**DATASET ENTRIES:**
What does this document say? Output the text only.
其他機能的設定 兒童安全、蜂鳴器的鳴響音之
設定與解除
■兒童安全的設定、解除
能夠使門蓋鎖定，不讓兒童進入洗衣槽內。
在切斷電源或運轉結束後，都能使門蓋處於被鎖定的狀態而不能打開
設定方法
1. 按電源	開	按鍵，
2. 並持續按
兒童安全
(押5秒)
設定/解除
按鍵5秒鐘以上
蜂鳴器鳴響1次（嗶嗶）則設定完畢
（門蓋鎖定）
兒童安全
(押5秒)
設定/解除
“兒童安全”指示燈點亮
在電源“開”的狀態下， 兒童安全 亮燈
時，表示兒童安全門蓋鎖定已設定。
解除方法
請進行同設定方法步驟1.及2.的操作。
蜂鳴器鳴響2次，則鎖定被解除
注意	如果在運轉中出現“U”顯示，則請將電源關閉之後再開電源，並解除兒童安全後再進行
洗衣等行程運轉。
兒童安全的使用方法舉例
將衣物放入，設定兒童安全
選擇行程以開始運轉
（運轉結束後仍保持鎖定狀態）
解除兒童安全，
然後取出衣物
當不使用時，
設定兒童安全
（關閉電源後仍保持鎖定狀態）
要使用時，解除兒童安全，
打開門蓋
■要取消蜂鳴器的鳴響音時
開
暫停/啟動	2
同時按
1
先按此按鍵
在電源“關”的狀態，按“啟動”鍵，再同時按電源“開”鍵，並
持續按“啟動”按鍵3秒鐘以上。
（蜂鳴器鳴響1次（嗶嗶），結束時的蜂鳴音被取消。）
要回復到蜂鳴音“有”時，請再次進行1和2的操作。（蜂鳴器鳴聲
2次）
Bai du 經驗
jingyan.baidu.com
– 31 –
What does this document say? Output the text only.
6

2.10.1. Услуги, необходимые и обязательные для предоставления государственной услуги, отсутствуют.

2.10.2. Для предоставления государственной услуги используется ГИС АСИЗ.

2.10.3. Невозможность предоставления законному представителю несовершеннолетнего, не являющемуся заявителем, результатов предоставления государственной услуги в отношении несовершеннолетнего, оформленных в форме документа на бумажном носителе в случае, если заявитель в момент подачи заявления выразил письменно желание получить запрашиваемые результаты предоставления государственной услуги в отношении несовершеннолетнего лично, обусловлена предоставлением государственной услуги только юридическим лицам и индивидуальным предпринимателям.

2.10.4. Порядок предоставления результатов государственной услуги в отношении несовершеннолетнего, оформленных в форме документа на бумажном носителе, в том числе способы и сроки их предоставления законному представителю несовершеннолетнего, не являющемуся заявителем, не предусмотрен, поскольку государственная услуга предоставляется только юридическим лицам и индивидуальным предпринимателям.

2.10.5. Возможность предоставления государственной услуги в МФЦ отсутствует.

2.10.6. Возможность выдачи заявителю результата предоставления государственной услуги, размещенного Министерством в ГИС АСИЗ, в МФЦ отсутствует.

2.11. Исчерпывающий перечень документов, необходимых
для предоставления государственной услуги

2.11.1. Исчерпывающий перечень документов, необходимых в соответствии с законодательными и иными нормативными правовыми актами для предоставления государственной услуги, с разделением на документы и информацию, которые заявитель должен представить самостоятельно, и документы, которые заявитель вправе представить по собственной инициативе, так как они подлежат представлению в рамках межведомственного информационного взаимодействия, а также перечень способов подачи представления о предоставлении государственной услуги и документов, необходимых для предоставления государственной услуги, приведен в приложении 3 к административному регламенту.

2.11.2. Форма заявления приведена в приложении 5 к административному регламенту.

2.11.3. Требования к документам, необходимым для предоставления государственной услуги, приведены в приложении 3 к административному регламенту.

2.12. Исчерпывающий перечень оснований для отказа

**TASK PROMPT:** Reproduce every line of the listing above in which the string "бумажном" appears.

**RESULT OF THIS TASK:**
2.10.3. Невозможность предоставления законному представителю несовершеннолетнего, не являющемуся заявителем, результатов предоставления государственной услуги в отношении несовершеннолетнего, оформленных в форме документа на бумажном носителе в случае, если заявитель в момент подачи заявления выразил письменно желание получить запрашиваемые результаты предоставления государственной услуги в отношении несовершеннолетнего лично, обусловлена предоставлением государственной услуги только юридическим лицам и индивидуальным предпринимателям.
2.10.4. Порядок предоставления результатов государственной услуги в отношении несовершеннолетнего, оформленных в форме документа на бумажном носителе, в том числе способы и сроки их предоставления законному представителю несовершеннолетнего, не являющемуся заявителем, не предусмотрен, поскольку государственная услуга предоставляется только юридическим лицам и индивидуальным предпринимателям.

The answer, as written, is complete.